• _Items_
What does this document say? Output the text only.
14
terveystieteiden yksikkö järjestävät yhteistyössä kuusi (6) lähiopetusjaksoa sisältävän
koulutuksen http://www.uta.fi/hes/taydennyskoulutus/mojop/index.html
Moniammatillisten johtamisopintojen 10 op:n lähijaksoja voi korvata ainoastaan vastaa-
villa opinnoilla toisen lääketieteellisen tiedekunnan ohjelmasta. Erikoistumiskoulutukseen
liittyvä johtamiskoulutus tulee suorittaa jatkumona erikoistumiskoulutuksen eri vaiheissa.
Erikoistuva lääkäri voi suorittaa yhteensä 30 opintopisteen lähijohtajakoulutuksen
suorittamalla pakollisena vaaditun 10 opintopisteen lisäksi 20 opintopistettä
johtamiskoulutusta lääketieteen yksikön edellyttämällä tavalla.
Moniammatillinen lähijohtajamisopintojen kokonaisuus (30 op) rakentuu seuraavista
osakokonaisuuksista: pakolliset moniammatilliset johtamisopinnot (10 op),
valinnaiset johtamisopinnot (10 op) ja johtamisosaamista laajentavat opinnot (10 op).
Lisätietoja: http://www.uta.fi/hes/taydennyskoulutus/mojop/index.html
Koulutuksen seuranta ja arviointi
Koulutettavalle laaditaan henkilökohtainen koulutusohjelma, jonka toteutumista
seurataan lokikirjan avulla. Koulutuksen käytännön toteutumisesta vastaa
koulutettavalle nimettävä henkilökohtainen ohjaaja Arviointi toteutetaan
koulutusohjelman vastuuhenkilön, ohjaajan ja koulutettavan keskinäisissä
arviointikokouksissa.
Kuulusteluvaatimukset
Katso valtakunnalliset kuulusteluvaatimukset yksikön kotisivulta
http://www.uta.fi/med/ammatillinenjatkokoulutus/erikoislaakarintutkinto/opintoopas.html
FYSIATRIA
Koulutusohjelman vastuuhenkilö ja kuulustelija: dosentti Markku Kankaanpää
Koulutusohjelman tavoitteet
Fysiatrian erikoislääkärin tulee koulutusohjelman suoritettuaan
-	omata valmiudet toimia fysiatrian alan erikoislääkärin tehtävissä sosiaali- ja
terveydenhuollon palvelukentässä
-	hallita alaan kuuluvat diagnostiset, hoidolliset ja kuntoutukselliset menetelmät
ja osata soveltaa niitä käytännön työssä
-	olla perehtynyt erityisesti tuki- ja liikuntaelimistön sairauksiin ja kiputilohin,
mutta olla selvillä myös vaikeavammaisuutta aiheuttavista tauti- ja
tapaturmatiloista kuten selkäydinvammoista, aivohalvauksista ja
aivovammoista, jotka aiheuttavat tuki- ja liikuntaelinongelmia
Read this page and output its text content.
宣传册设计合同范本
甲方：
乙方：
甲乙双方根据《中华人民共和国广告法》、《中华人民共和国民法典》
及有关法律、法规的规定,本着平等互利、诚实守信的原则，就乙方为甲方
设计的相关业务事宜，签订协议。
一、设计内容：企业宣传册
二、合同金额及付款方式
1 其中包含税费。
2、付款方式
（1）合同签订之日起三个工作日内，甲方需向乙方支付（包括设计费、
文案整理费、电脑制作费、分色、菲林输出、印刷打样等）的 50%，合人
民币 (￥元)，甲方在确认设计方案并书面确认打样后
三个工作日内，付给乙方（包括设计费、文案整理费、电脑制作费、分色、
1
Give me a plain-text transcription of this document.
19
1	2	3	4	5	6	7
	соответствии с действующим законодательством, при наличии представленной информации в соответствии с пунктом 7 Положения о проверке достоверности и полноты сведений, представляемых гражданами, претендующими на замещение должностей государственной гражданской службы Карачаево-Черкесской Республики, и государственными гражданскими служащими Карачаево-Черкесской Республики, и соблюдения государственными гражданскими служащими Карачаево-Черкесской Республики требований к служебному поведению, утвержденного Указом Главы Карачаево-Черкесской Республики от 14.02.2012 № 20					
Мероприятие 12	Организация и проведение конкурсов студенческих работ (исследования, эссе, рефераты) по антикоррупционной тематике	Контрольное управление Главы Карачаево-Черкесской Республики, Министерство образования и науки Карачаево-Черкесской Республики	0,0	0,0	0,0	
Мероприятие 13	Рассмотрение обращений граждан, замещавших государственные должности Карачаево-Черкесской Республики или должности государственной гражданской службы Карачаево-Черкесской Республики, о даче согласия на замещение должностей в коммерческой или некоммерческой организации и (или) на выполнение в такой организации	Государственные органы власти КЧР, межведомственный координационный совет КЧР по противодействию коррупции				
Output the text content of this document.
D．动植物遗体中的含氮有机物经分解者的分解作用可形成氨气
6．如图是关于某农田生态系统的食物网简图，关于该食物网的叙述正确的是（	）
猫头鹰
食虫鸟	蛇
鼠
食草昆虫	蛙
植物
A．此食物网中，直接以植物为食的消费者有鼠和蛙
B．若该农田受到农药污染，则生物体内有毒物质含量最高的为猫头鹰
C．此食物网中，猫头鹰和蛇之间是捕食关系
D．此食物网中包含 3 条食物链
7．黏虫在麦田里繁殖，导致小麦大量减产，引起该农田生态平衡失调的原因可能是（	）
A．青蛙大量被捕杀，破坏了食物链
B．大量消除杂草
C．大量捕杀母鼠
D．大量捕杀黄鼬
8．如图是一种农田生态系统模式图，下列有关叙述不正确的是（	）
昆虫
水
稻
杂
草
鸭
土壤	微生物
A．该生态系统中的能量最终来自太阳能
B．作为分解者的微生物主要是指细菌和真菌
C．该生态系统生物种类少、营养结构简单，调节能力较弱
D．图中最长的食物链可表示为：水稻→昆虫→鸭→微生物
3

• _Written request_
Reproduce the records above exactly.

• _Correct output_
What does this document say? Output the text only.
14
terveystieteiden yksikkö järjestävät yhteistyössä kuusi (6) lähiopetusjaksoa sisältävän
koulutuksen http://www.uta.fi/hes/taydennyskoulutus/mojop/index.html
Moniammatillisten johtamisopintojen 10 op:n lähijaksoja voi korvata ainoastaan vastaa-
villa opinnoilla toisen lääketieteellisen tiedekunnan ohjelmasta. Erikoistumiskoulutukseen
liittyvä johtamiskoulutus tulee suorittaa jatkumona erikoistumiskoulutuksen eri vaiheissa.
Erikoistuva lääkäri voi suorittaa yhteensä 30 opintopisteen lähijohtajakoulutuksen
suorittamalla pakollisena vaaditun 10 opintopisteen lisäksi 20 opintopistettä
johtamiskoulutusta lääketieteen yksikön edellyttämällä tavalla.
Moniammatillinen lähijohtajamisopintojen kokonaisuus (30 op) rakentuu seuraavista
osakokonaisuuksista: pakolliset moniammatilliset johtamisopinnot (10 op),
valinnaiset johtamisopinnot (10 op) ja johtamisosaamista laajentavat opinnot (10 op).
Lisätietoja: http://www.uta.fi/hes/taydennyskoulutus/mojop/index.html
Koulutuksen seuranta ja arviointi
Koulutettavalle laaditaan henkilökohtainen koulutusohjelma, jonka toteutumista
seurataan lokikirjan avulla. Koulutuksen käytännön toteutumisesta vastaa
koulutettavalle nimettävä henkilökohtainen ohjaaja Arviointi toteutetaan
koulutusohjelman vastuuhenkilön, ohjaajan ja koulutettavan keskinäisissä
arviointikokouksissa.
Kuulusteluvaatimukset
Katso valtakunnalliset kuulusteluvaatimukset yksikön kotisivulta
http://www.uta.fi/med/ammatillinenjatkokoulutus/erikoislaakarintutkinto/opintoopas.html
FYSIATRIA
Koulutusohjelman vastuuhenkilö ja kuulustelija: dosentti Markku Kankaanpää
Koulutusohjelman tavoitteet
Fysiatrian erikoislääkärin tulee koulutusohjelman suoritettuaan
-	omata valmiudet toimia fysiatrian alan erikoislääkärin tehtävissä sosiaali- ja
terveydenhuollon palvelukentässä
-	hallita alaan kuuluvat diagnostiset, hoidolliset ja kuntoutukselliset menetelmät
ja osata soveltaa niitä käytännön työssä
-	olla perehtynyt erityisesti tuki- ja liikuntaelimistön sairauksiin ja kiputilohin,
mutta olla selvillä myös vaikeavammaisuutta aiheuttavista tauti- ja
tapaturmatiloista kuten selkäydinvammoista, aivohalvauksista ja
aivovammoista, jotka aiheuttavat tuki- ja liikuntaelinongelmia
Read this page and output its text content.
宣传册设计合同范本
甲方：
乙方：
甲乙双方根据《中华人民共和国广告法》、《中华人民共和国民法典》
及有关法律、法规的规定,本着平等互利、诚实守信的原则，就乙方为甲方
设计的相关业务事宜，签订协议。
一、设计内容：企业宣传册
二、合同金额及付款方式
1 其中包含税费。
2、付款方式
（1）合同签订之日起三个工作日内，甲方需向乙方支付（包括设计费、
文案整理费、电脑制作费、分色、菲林输出、印刷打样等）的 50%，合人
民币 (￥元)，甲方在确认设计方案并书面确认打样后
三个工作日内，付给乙方（包括设计费、文案整理费、电脑制作费、分色、
1
Give me a plain-text transcription of this document.
19
1	2	3	4	5	6	7
	соответствии с действующим законодательством, при наличии представленной информации в соответствии с пунктом 7 Положения о проверке достоверности и полноты сведений, представляемых гражданами, претендующими на замещение должностей государственной гражданской службы Карачаево-Черкесской Республики, и государственными гражданскими служащими Карачаево-Черкесской Республики, и соблюдения государственными гражданскими служащими Карачаево-Черкесской Республики требований к служебному поведению, утвержденного Указом Главы Карачаево-Черкесской Республики от 14.02.2012 № 20					
Мероприятие 12	Организация и проведение конкурсов студенческих работ (исследования, эссе, рефераты) по антикоррупционной тематике	Контрольное управление Главы Карачаево-Черкесской Республики, Министерство образования и науки Карачаево-Черкесской Республики	0,0	0,0	0,0	
Мероприятие 13	Рассмотрение обращений граждан, замещавших государственные должности Карачаево-Черкесской Республики или должности государственной гражданской службы Карачаево-Черкесской Республики, о даче согласия на замещение должностей в коммерческой или некоммерческой организации и (или) на выполнение в такой организации	Государственные органы власти КЧР, межведомственный координационный совет КЧР по противодействию коррупции				
Output the text content of this document.
D．动植物遗体中的含氮有机物经分解者的分解作用可形成氨气
6．如图是关于某农田生态系统的食物网简图，关于该食物网的叙述正确的是（	）
猫头鹰
食虫鸟	蛇
鼠
食草昆虫	蛙
植物
A．此食物网中，直接以植物为食的消费者有鼠和蛙
B．若该农田受到农药污染，则生物体内有毒物质含量最高的为猫头鹰
C．此食物网中，猫头鹰和蛇之间是捕食关系
D．此食物网中包含 3 条食物链
7．黏虫在麦田里繁殖，导致小麦大量减产，引起该农田生态平衡失调的原因可能是（	）
A．青蛙大量被捕杀，破坏了食物链
B．大量消除杂草
C．大量捕杀母鼠
D．大量捕杀黄鼬
8．如图是一种农田生态系统模式图，下列有关叙述不正确的是（	）
昆虫
水
稻
杂
草
鸭
土壤	微生物
A．该生态系统中的能量最终来自太阳能
B．作为分解者的微生物主要是指细菌和真菌
C．该生态系统生物种类少、营养结构简单，调节能力较弱
D．图中最长的食物链可表示为：水稻→昆虫→鸭→微生物
3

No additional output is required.